[Structured figure records]
++++++++++++++++++++

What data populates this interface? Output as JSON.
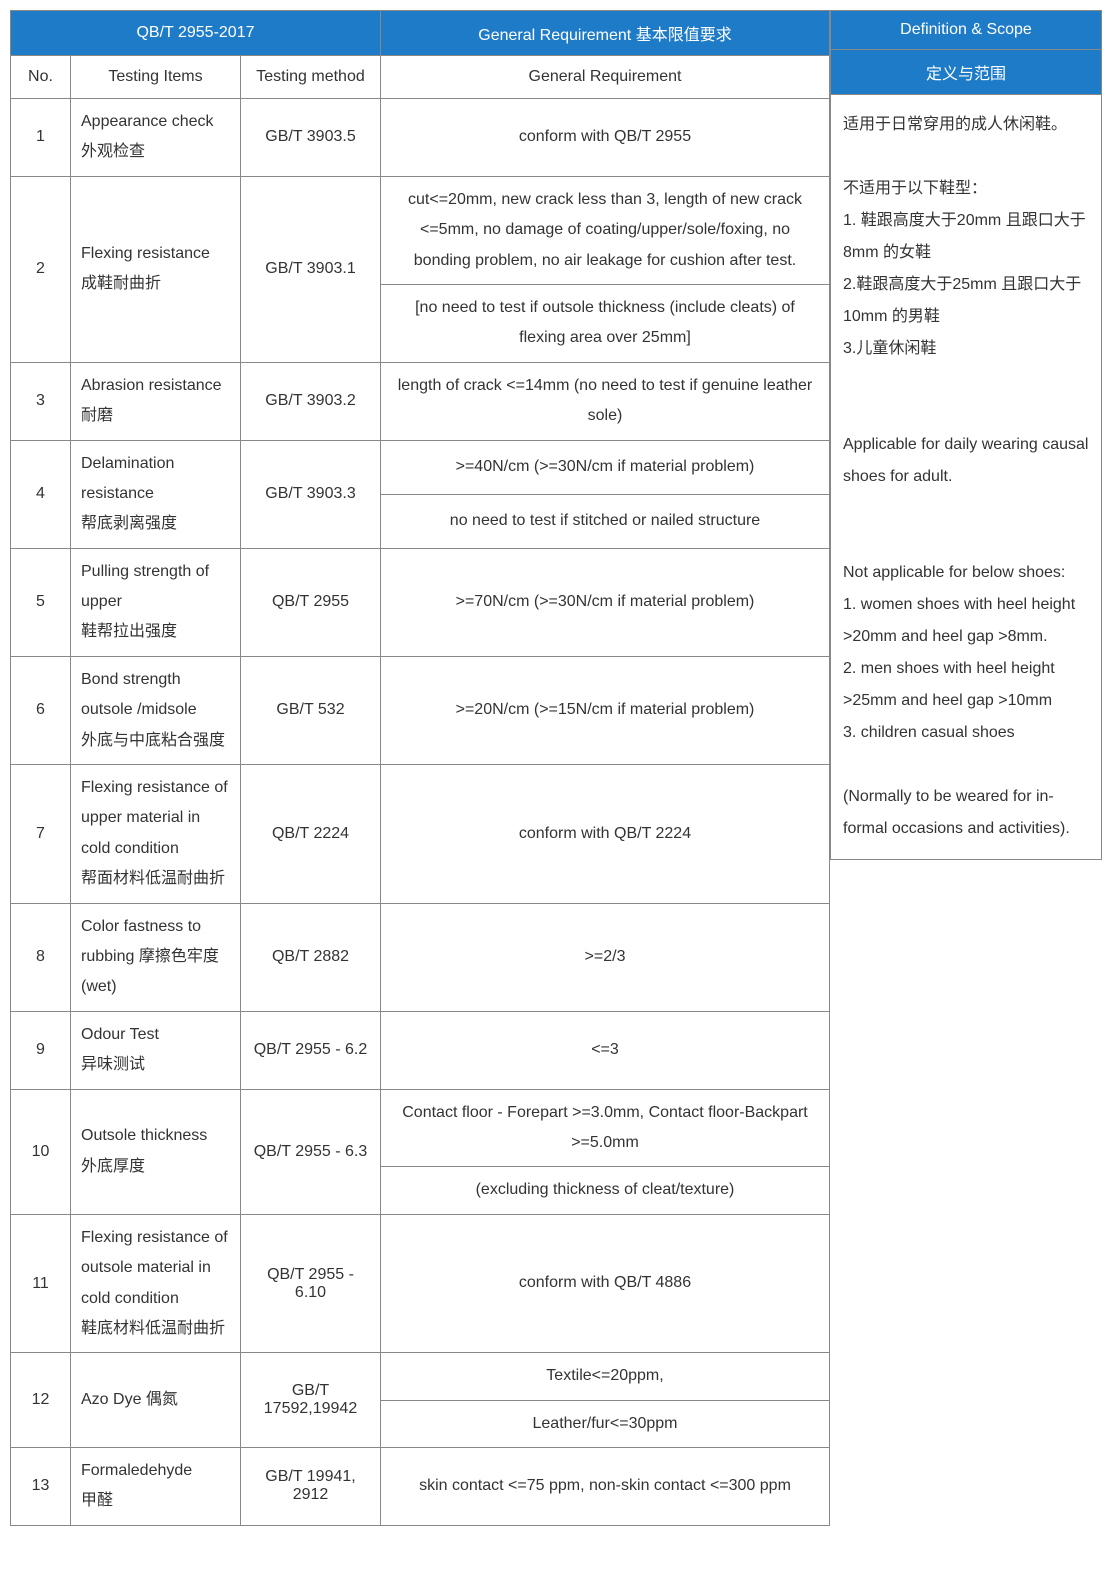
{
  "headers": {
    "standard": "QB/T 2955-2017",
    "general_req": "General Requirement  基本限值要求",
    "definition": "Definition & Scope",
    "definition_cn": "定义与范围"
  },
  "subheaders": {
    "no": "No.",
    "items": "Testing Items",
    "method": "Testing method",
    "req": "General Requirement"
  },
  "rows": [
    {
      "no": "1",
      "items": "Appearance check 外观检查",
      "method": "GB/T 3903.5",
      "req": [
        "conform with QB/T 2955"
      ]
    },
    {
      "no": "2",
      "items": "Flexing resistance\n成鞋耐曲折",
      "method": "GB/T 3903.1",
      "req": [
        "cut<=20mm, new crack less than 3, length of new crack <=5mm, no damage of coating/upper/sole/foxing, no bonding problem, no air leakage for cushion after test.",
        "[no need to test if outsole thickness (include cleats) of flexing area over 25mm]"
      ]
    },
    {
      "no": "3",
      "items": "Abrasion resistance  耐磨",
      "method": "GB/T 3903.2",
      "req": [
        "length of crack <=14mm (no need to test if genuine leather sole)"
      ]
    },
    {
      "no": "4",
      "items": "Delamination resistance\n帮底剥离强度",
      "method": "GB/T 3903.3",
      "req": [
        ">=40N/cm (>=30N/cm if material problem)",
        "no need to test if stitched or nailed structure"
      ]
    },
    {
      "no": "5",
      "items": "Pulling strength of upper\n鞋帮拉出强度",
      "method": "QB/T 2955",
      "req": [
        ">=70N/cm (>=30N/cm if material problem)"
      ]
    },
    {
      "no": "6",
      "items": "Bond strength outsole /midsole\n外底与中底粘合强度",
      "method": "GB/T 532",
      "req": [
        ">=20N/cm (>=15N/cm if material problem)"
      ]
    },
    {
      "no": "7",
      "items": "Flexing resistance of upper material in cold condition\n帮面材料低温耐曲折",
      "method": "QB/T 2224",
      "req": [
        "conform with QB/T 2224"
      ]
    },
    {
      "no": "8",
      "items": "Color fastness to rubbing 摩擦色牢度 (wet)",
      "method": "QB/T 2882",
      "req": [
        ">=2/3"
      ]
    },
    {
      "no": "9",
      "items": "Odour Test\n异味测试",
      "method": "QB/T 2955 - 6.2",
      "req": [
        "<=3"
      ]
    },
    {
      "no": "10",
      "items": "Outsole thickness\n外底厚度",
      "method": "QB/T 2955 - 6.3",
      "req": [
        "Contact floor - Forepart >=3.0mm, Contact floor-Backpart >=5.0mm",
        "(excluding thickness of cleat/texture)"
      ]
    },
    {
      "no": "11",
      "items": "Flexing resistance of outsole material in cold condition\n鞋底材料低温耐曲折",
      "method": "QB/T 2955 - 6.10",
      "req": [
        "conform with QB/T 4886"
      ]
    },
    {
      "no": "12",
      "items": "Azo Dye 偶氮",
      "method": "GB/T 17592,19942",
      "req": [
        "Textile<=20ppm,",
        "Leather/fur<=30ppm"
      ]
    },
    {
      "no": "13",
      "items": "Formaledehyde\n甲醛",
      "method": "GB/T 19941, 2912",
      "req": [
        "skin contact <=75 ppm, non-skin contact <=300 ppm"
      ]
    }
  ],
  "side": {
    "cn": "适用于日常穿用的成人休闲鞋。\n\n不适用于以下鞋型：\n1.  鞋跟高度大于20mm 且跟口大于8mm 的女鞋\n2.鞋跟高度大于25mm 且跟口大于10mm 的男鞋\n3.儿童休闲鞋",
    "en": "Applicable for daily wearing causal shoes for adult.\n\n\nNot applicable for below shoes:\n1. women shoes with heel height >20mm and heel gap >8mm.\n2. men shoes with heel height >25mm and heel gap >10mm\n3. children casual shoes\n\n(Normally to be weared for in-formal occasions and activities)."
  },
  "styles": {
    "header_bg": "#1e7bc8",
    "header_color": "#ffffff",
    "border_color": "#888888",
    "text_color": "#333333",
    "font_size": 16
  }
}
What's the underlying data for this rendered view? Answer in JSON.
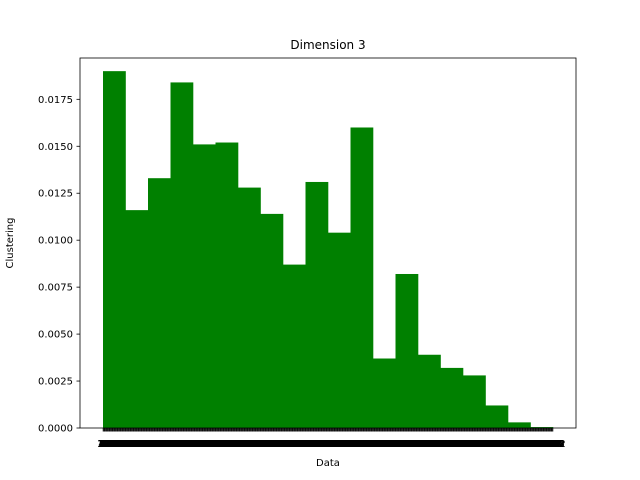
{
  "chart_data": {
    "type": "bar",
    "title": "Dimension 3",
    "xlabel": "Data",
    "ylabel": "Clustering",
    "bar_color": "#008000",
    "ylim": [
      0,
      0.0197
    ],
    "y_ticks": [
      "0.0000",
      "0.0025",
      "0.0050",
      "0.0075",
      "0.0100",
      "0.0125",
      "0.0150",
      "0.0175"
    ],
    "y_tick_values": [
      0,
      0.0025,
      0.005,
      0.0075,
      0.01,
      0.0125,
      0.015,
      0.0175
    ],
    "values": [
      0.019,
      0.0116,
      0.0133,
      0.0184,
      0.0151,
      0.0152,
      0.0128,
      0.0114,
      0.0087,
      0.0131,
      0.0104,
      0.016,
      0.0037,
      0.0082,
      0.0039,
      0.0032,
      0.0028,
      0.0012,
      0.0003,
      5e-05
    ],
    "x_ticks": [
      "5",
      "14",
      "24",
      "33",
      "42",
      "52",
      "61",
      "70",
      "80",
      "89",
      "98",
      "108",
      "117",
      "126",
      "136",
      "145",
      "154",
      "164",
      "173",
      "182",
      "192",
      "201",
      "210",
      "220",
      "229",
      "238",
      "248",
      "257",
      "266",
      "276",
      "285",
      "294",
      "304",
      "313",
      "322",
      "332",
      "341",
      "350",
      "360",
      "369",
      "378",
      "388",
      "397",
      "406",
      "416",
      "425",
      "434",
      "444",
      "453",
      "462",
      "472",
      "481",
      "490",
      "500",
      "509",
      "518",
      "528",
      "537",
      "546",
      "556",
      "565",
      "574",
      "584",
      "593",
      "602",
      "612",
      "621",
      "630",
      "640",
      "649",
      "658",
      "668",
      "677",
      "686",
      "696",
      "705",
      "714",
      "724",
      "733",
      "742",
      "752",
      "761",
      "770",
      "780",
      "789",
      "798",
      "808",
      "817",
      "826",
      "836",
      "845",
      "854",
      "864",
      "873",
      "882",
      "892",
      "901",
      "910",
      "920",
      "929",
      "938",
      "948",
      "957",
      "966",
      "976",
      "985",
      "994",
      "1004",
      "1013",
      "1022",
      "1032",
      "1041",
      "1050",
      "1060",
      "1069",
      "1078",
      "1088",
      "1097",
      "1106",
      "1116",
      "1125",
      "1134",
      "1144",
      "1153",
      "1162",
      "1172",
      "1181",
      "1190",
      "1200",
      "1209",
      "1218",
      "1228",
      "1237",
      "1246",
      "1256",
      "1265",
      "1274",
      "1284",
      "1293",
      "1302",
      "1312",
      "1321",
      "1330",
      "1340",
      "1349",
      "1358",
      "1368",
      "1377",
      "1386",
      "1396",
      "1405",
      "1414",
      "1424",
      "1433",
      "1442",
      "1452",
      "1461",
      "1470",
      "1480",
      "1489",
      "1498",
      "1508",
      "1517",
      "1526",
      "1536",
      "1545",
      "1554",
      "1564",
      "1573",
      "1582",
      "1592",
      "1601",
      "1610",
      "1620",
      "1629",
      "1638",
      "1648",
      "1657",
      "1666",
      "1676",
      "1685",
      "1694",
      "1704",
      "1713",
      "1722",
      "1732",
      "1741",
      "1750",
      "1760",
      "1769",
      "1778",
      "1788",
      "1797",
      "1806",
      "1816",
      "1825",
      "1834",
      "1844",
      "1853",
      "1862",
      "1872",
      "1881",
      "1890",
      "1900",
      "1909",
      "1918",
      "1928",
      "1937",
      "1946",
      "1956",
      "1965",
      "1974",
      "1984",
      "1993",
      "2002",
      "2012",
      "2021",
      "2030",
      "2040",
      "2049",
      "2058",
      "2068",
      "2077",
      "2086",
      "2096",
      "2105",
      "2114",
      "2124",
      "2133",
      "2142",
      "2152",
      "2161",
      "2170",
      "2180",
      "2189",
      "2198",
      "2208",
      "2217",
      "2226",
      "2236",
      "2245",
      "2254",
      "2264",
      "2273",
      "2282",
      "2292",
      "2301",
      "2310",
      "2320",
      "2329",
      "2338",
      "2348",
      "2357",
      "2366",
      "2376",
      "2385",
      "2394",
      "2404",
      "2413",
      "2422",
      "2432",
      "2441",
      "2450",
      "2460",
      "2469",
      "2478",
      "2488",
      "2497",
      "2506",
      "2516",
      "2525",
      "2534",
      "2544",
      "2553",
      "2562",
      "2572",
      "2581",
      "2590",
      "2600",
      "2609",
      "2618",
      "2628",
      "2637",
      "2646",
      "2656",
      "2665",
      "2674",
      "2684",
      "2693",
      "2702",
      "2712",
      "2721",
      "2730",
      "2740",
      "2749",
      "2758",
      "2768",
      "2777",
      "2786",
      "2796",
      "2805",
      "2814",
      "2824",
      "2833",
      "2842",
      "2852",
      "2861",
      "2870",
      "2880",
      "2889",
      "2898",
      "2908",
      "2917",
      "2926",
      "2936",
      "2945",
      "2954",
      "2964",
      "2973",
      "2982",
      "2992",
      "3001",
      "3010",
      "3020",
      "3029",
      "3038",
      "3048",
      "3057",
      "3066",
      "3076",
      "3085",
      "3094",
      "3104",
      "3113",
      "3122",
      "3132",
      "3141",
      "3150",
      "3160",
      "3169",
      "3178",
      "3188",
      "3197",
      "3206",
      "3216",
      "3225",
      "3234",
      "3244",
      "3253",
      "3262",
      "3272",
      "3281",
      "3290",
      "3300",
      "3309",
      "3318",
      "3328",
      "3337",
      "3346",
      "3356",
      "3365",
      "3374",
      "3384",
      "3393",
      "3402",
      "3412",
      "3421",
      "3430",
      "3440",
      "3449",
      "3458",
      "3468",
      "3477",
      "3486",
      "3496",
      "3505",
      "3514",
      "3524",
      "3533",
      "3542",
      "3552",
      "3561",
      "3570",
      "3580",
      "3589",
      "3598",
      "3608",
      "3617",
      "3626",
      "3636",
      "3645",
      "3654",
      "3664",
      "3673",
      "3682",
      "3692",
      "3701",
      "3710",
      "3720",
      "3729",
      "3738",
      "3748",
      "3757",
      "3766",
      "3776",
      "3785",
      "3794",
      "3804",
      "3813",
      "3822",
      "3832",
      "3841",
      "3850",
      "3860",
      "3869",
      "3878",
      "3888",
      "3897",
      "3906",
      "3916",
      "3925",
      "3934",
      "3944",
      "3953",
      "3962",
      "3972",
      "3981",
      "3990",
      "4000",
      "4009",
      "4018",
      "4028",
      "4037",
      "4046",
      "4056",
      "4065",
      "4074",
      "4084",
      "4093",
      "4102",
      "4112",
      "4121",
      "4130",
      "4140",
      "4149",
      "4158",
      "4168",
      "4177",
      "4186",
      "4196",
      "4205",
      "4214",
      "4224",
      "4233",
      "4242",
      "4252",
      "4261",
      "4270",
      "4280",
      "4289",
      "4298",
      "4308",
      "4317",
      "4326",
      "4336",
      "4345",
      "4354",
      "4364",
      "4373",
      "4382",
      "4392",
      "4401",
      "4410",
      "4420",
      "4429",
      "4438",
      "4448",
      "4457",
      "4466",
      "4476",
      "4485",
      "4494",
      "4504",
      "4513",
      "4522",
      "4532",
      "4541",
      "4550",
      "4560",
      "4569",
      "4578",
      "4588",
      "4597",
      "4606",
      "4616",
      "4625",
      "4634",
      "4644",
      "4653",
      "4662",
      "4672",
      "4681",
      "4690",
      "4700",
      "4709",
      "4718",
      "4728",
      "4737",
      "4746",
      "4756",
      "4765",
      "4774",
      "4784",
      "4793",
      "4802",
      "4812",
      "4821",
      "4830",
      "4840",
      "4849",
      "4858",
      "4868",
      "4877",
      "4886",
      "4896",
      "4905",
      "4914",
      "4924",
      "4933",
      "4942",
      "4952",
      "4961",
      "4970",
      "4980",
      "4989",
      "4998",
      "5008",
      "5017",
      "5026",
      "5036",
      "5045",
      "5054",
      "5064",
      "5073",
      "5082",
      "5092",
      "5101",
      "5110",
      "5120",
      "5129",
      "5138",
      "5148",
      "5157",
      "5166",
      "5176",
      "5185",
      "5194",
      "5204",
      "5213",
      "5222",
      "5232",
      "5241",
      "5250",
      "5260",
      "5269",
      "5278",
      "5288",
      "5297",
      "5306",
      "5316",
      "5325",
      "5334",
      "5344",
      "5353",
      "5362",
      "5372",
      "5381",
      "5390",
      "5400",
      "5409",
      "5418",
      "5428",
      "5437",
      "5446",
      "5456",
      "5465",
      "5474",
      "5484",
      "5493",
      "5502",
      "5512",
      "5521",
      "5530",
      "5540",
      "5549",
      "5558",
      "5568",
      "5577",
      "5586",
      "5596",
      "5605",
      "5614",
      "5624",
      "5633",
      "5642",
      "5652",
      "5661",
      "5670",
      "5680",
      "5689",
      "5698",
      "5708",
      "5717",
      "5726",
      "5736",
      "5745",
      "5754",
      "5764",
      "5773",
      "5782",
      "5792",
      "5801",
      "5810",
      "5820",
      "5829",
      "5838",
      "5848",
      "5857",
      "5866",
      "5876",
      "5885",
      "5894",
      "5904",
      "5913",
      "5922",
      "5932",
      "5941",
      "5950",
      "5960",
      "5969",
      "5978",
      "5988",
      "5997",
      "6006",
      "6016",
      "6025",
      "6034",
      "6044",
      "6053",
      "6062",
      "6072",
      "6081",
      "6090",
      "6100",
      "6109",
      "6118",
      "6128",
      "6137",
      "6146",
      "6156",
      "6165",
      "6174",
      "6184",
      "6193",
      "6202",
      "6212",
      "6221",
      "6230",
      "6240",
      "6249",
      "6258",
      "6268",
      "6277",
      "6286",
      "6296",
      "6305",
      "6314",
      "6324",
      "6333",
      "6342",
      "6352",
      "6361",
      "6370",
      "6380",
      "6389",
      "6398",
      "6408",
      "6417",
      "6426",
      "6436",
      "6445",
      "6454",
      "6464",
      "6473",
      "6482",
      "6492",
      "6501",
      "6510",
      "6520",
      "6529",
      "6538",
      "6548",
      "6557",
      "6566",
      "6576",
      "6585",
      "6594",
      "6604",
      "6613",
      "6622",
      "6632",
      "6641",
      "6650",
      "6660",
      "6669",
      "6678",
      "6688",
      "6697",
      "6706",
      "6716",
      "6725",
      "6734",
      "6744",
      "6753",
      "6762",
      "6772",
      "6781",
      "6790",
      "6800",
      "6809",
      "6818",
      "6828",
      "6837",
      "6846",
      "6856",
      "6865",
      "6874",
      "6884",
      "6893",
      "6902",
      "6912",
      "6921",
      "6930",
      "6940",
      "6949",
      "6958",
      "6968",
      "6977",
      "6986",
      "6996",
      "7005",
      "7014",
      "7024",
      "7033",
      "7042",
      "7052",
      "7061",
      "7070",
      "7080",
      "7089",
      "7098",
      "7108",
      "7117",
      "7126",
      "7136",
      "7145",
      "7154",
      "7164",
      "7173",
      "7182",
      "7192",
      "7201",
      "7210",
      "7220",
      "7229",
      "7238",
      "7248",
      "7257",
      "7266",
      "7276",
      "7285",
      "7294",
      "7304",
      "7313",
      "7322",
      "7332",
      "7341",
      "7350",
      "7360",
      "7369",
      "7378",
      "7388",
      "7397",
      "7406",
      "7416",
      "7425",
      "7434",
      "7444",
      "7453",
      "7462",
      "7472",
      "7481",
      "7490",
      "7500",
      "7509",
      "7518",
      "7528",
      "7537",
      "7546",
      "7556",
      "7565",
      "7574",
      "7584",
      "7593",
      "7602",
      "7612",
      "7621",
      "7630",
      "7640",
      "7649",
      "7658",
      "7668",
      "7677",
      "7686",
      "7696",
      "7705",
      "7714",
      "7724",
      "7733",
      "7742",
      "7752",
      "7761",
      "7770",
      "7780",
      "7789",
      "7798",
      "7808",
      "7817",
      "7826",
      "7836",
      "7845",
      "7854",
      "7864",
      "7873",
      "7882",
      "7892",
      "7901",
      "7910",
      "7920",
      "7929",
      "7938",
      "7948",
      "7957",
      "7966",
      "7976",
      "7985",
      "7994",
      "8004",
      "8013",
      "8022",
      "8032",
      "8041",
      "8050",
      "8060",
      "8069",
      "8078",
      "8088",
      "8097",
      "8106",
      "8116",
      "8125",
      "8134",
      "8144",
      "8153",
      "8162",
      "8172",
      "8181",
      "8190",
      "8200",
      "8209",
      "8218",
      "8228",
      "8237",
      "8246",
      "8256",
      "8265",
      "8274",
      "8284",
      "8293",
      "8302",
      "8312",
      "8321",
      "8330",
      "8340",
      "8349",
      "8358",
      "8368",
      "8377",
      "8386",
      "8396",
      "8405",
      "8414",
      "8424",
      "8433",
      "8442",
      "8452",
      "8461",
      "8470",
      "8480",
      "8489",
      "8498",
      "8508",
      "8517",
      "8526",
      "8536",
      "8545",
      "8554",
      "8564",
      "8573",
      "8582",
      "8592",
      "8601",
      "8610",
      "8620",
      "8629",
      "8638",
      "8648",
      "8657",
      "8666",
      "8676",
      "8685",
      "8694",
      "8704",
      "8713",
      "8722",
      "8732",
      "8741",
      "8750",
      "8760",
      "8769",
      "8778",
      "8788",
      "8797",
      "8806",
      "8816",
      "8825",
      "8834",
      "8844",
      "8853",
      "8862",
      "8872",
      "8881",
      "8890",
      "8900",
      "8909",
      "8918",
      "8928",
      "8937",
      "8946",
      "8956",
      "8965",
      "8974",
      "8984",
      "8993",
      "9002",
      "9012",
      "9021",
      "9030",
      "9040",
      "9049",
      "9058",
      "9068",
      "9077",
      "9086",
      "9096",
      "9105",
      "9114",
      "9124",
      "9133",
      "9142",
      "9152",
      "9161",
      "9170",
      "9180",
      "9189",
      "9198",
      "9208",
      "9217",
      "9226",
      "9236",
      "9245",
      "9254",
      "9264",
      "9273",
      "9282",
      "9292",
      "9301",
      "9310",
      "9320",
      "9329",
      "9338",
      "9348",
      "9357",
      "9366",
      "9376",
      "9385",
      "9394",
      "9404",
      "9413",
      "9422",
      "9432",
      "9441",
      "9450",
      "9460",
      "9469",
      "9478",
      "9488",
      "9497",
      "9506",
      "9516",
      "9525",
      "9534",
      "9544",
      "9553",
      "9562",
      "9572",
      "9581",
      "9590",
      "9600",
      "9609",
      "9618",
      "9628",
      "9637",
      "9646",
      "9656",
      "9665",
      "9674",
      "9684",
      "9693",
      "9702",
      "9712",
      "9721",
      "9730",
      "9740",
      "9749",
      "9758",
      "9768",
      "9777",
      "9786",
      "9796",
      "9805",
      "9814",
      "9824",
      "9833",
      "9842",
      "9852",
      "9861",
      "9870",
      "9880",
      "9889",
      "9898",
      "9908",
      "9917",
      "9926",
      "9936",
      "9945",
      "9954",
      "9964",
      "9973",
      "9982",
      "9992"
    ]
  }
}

++++++++++++++++++++

All lines of the data above that include the word "JSON" must be shown.

What data populates this interface? Output as JSON.
What's the underlying data for this rendered view? Answer in JSON.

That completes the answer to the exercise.